### Work to do
From the entries below, list each line with "Tiene".

——

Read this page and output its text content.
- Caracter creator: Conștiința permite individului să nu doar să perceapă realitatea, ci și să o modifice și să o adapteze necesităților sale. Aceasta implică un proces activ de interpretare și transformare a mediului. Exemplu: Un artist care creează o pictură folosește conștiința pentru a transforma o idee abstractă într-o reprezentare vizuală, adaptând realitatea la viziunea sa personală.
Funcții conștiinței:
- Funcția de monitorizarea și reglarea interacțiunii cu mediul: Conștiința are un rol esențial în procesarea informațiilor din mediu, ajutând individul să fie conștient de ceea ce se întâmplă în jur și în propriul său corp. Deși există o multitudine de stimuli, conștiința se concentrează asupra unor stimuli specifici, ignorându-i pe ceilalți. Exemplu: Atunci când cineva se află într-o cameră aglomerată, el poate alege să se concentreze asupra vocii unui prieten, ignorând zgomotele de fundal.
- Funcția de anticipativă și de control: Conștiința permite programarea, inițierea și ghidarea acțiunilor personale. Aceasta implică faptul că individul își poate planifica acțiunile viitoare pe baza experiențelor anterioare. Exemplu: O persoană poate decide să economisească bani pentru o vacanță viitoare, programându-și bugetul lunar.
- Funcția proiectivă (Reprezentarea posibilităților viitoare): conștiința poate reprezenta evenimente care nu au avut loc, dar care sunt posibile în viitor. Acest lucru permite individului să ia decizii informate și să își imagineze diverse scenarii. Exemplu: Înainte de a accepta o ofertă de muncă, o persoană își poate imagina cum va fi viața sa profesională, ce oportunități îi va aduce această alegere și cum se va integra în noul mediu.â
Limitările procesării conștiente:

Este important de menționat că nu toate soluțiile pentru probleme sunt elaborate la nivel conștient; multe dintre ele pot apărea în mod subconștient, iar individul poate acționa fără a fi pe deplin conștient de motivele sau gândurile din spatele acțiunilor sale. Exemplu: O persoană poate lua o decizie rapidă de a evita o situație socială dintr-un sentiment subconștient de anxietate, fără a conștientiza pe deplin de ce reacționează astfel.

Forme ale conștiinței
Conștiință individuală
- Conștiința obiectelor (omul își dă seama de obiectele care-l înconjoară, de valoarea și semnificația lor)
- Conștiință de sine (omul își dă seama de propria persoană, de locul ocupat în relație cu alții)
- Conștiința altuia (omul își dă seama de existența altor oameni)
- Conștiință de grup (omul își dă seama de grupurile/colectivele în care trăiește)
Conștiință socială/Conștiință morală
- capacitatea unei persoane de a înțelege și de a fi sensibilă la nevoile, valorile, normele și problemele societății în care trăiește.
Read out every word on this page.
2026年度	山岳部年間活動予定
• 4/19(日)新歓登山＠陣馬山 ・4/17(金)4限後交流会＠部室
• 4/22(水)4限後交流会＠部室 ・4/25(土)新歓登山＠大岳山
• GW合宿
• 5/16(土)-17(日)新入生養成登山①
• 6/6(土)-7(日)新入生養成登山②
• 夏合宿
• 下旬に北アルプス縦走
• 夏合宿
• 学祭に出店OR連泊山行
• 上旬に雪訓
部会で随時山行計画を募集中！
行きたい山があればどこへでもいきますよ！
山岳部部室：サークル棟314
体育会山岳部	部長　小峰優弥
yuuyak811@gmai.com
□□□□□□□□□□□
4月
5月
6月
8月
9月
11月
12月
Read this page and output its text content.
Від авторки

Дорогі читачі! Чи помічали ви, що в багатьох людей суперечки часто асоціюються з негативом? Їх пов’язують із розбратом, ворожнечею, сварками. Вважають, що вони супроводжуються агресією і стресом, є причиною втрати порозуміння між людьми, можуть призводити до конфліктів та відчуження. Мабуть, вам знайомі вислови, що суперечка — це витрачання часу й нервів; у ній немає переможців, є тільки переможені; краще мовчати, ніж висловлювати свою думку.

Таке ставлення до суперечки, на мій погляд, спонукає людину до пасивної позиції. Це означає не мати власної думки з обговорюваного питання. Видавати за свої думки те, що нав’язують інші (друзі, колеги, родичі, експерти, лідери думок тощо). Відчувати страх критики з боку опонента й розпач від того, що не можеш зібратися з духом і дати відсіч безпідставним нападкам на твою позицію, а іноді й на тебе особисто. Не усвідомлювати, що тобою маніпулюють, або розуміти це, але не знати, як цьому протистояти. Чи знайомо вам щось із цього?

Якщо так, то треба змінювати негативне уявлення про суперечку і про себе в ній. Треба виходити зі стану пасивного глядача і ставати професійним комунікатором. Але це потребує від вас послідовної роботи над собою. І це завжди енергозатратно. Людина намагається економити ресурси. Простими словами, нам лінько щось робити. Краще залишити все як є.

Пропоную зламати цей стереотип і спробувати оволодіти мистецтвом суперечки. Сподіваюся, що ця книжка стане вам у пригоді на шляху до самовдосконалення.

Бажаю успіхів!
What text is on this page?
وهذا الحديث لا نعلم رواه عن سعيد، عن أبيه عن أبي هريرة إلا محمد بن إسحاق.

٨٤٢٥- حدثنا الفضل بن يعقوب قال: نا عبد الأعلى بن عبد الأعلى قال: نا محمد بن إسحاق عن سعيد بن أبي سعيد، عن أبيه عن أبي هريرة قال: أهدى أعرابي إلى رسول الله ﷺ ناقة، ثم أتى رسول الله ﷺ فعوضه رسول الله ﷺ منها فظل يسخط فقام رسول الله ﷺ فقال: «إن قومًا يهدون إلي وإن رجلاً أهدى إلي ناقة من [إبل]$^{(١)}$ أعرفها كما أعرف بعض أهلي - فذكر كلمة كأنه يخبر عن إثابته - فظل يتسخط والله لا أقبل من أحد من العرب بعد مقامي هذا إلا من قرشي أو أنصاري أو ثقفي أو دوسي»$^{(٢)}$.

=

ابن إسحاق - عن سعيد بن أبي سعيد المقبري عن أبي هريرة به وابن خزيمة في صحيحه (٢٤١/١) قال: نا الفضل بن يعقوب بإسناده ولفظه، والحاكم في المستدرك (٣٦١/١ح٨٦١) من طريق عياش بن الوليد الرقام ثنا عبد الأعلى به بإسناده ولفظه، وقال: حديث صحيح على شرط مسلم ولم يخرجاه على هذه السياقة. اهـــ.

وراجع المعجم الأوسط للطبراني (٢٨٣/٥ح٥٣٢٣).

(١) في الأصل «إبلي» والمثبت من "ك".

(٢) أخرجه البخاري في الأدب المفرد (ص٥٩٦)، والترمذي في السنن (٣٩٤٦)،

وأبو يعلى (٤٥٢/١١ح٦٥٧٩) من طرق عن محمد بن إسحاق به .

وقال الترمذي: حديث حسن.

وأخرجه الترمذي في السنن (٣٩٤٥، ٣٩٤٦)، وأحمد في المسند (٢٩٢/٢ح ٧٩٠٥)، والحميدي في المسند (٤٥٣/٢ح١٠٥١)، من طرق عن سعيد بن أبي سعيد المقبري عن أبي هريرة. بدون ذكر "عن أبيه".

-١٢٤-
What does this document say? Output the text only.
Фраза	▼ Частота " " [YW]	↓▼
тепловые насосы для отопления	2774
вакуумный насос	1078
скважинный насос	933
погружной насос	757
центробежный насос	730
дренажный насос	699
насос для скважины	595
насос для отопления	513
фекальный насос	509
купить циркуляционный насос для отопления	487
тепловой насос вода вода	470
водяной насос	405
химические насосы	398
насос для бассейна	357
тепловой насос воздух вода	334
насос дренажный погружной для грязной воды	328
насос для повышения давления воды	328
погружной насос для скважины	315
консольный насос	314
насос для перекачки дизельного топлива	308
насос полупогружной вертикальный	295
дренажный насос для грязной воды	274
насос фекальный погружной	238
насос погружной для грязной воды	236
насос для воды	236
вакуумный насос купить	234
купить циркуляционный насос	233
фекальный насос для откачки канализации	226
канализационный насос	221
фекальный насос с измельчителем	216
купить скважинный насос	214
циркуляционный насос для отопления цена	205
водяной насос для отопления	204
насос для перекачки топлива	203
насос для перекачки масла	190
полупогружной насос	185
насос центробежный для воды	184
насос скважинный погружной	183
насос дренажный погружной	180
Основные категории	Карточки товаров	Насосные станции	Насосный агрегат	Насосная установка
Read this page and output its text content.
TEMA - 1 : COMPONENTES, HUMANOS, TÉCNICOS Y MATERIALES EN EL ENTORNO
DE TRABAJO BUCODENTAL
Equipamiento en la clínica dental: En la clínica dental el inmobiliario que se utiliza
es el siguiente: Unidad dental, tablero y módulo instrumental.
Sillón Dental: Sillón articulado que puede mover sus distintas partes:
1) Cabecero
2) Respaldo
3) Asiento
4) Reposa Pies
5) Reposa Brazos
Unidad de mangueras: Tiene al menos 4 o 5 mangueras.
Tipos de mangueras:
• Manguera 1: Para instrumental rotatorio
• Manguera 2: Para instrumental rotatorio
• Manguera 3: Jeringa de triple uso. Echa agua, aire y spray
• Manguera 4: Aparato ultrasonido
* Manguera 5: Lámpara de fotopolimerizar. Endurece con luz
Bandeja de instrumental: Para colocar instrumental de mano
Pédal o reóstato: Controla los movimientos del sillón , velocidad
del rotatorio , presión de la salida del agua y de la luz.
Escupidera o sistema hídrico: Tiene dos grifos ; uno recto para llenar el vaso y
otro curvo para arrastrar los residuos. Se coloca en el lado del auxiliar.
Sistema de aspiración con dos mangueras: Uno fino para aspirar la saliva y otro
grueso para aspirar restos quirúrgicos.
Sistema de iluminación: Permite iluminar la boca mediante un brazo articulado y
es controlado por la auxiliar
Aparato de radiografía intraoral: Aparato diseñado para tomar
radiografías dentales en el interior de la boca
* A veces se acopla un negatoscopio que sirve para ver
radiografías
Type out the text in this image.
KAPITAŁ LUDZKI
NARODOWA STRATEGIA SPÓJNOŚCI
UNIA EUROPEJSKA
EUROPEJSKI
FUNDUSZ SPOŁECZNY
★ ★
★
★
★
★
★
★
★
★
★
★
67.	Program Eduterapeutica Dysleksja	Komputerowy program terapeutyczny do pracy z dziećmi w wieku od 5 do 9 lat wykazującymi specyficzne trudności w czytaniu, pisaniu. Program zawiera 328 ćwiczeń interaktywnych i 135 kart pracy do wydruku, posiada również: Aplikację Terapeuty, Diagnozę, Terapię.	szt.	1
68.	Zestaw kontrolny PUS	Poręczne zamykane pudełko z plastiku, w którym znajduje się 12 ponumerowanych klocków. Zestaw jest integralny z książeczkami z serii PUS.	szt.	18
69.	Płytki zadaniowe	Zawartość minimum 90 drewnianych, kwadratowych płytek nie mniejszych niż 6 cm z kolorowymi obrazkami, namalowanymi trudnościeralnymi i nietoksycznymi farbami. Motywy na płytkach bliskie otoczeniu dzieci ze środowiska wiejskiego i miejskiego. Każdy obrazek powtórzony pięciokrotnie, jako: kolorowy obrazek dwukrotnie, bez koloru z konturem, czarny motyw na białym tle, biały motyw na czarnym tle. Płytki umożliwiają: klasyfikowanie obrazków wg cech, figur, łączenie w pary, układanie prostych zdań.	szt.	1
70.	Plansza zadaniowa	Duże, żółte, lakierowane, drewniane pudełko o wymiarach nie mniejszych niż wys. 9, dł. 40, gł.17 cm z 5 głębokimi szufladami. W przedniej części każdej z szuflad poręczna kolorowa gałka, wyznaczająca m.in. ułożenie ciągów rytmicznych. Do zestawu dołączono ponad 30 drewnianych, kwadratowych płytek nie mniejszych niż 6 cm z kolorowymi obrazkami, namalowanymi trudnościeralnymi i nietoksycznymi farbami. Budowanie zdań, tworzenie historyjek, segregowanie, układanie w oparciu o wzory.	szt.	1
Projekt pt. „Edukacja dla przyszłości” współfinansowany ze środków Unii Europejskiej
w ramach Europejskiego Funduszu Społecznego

——

### Task result
Unidad de mangueras: Tiene al menos 4 o 5 mangueras.
Escupidera o sistema hídrico: Tiene dos grifos ; uno recto para llenar el vaso y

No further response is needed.